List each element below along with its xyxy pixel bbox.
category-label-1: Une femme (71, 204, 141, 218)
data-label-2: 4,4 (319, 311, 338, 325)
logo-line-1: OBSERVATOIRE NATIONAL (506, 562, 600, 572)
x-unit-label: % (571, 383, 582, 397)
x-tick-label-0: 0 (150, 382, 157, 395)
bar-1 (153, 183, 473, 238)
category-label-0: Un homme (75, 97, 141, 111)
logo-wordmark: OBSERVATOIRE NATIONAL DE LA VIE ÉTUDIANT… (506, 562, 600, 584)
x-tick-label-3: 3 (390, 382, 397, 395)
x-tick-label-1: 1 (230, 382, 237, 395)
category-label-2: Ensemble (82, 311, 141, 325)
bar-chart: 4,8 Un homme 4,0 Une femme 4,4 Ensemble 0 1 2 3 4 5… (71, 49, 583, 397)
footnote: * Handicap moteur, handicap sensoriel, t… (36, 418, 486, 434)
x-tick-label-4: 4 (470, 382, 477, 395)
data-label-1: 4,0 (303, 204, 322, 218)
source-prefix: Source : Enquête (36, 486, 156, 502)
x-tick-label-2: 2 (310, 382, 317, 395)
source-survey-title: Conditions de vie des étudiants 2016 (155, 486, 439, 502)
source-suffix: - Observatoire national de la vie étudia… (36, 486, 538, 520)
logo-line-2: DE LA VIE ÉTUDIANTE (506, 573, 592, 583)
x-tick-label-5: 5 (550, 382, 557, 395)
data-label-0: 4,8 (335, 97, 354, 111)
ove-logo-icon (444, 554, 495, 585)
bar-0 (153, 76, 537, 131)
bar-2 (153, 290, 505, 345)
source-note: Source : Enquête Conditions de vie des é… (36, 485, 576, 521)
⁂
[EXERCISE OBJECTIVE]: Can you gather every line from the rows above that contains the string "tick"?

[TASK SOLUTION]:
x-tick-label-0: 0 (150, 382, 157, 395)
x-tick-label-3: 3 (390, 382, 397, 395)
x-tick-label-1: 1 (230, 382, 237, 395)
x-tick-label-4: 4 (470, 382, 477, 395)
x-tick-label-2: 2 (310, 382, 317, 395)
x-tick-label-5: 5 (550, 382, 557, 395)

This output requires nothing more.